═════ Excerpt to read ═════

# Can I Blow Out Just One Zone? Possible Debris in Line, Want to Try Cleaning



## silvertonesx24 (Aug 15, 2020)

I still have an issue with a single zone not coming up on my system. Only the furthest head comes up, and shoots out a little bit of water. I've replaced the valve body, solenoid, verified water is going through it, and no line leaks. The only theory I have left is that there is a clog somewhere in the line. The 3 heads that don't come up are buried, and I don't know where they are because they don't come up.

For unrelated reasons, the service guy was unable to blow out my system last year on winterize. Instead of an expensive service call that will take a month and a half to schedule, is it possible I can use my 5gal 125psi compressor to blow out just that one line to move any debris that may be stock? I've read up a ton on DIY winterize blowouts, but nothing specific to blowing out just one line.

I've seen people attach a shop vac to lines, but I'm not sure that would be very effective.

Valves are Hunter PGV, heads are Hunter I20, lines are polyurethane.


----------



## bernstem (Jan 16, 2018)

═════ Given data ═════

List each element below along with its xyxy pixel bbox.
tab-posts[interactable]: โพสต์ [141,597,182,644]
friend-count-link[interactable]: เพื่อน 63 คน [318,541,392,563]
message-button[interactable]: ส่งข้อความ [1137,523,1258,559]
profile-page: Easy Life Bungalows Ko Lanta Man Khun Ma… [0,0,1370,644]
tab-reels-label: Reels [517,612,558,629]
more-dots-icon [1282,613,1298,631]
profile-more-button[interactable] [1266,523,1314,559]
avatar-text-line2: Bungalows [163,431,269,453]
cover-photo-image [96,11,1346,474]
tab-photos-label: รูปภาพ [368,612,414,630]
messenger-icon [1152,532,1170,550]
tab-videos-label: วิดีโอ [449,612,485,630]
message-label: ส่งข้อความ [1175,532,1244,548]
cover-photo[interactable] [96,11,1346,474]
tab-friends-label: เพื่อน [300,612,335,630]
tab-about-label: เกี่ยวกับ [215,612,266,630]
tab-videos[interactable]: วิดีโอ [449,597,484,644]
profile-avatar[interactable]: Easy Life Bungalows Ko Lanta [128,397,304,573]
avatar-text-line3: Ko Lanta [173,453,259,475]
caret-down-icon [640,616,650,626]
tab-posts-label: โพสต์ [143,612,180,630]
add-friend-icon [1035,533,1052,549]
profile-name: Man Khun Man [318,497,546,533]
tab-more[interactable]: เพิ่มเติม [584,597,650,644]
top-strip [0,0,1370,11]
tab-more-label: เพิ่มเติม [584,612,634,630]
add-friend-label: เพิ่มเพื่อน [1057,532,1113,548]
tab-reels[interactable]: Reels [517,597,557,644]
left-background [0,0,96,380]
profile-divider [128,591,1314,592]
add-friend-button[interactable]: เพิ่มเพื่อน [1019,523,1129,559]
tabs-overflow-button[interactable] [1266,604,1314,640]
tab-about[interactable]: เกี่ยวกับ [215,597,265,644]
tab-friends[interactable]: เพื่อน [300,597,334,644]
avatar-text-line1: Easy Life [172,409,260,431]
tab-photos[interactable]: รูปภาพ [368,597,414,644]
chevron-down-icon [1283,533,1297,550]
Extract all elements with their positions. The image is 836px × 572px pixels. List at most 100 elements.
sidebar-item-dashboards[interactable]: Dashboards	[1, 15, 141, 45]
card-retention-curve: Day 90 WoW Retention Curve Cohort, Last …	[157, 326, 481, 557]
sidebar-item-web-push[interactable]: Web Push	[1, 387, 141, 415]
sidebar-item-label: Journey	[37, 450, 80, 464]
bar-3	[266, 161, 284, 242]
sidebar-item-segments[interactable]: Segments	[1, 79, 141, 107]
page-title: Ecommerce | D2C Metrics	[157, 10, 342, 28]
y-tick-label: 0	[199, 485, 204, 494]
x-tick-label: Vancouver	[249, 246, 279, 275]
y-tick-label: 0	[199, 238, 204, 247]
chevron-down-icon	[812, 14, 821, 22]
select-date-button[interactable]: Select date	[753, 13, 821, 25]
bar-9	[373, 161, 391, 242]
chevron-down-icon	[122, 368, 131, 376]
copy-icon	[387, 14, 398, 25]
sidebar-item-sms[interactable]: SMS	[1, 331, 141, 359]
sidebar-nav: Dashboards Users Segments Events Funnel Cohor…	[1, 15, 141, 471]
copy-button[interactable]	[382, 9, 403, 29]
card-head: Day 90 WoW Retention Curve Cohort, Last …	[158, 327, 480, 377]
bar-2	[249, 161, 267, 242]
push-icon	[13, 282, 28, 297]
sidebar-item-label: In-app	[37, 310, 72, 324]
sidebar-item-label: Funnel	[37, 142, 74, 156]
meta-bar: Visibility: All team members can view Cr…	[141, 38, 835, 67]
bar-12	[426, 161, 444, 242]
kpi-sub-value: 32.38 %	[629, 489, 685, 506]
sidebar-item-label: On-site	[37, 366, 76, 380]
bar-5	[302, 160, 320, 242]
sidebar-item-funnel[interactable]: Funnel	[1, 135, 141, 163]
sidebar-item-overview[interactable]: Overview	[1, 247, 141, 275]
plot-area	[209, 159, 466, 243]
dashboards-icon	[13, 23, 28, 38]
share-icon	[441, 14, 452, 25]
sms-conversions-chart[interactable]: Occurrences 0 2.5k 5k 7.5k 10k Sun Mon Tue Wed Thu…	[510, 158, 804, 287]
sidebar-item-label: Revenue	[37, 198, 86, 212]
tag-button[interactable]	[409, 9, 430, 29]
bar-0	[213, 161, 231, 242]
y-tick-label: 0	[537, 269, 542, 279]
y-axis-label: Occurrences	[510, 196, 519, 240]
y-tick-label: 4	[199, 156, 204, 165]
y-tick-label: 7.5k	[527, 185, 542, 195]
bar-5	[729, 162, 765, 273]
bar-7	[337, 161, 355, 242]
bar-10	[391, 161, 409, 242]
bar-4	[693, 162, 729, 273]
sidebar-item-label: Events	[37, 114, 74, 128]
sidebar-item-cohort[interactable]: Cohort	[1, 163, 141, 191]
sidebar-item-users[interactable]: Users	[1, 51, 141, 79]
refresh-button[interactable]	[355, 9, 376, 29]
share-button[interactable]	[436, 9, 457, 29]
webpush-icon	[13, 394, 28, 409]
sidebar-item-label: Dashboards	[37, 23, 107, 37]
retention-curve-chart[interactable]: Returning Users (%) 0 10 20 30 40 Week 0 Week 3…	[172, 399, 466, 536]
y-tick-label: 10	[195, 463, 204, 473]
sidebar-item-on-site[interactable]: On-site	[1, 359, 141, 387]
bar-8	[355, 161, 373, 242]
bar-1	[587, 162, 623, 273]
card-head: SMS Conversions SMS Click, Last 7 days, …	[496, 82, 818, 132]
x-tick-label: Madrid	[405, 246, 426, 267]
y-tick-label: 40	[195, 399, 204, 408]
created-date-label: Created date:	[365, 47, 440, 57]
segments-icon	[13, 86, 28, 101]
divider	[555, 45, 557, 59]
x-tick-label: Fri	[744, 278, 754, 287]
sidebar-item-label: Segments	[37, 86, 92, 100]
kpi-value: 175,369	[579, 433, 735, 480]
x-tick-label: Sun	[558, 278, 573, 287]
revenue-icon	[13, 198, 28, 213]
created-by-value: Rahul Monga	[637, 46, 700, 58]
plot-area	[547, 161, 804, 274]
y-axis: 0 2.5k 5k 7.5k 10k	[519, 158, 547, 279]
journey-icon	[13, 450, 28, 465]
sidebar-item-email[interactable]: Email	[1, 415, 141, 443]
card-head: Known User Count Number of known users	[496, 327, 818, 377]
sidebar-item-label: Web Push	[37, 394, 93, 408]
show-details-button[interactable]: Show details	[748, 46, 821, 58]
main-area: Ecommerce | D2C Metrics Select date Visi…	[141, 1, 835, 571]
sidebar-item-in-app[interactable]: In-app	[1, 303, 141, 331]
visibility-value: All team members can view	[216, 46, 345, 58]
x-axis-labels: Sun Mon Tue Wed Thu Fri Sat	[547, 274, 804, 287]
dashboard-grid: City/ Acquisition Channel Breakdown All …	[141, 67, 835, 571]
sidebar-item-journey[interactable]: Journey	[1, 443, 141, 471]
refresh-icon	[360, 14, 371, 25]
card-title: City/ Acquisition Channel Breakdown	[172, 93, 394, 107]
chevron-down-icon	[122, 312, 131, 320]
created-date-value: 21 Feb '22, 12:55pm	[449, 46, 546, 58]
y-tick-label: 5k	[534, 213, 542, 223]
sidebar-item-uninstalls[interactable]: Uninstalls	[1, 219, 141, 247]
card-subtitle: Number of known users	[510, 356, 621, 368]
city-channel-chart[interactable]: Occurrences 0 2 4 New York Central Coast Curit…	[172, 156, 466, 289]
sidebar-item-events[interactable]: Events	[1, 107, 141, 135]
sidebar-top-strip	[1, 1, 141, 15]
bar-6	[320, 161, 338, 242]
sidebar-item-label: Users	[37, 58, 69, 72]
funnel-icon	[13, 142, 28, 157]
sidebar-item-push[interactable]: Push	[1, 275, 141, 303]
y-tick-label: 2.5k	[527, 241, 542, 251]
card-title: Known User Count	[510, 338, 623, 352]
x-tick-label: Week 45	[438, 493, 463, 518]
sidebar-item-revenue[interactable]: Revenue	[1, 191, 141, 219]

═════

# Problems
**a.** Answer these questions about the sprinkler zone thread.
(i) How many buried heads on the zone do not come up?
(ii) What capacity and pressure rating does the poster give for the compressor?
(iii) What material are the lines made of?
**b.** Reproduce the records word for word, from their first line through the line that contains "profile-divider [128,591,1314,592]", inclusive.

# Responses to the exercise
**a.**
(i) 3
(ii) 5 gallons and 125 psi
(iii) Polyurethane

**b.**
List each element below along with its xyxy pixel bbox.
tab-posts[interactable]: โพสต์ [141,597,182,644]
friend-count-link[interactable]: เพื่อน 63 คน [318,541,392,563]
message-button[interactable]: ส่งข้อความ [1137,523,1258,559]
profile-page: Easy Life Bungalows Ko Lanta Man Khun Ma… [0,0,1370,644]
tab-reels-label: Reels [517,612,558,629]
more-dots-icon [1282,613,1298,631]
profile-more-button[interactable] [1266,523,1314,559]
avatar-text-line2: Bungalows [163,431,269,453]
cover-photo-image [96,11,1346,474]
tab-photos-label: รูปภาพ [368,612,414,630]
messenger-icon [1152,532,1170,550]
tab-videos-label: วิดีโอ [449,612,485,630]
message-label: ส่งข้อความ [1175,532,1244,548]
cover-photo[interactable] [96,11,1346,474]
tab-friends-label: เพื่อน [300,612,335,630]
tab-about-label: เกี่ยวกับ [215,612,266,630]
tab-videos[interactable]: วิดีโอ [449,597,484,644]
profile-avatar[interactable]: Easy Life Bungalows Ko Lanta [128,397,304,573]
avatar-text-line3: Ko Lanta [173,453,259,475]
caret-down-icon [640,616,650,626]
tab-posts-label: โพสต์ [143,612,180,630]
add-friend-icon [1035,533,1052,549]
profile-name: Man Khun Man [318,497,546,533]
tab-more[interactable]: เพิ่มเติม [584,597,650,644]
top-strip [0,0,1370,11]
tab-more-label: เพิ่มเติม [584,612,634,630]
add-friend-label: เพิ่มเพื่อน [1057,532,1113,548]
tab-reels[interactable]: Reels [517,597,557,644]
left-background [0,0,96,380]
profile-divider [128,591,1314,592]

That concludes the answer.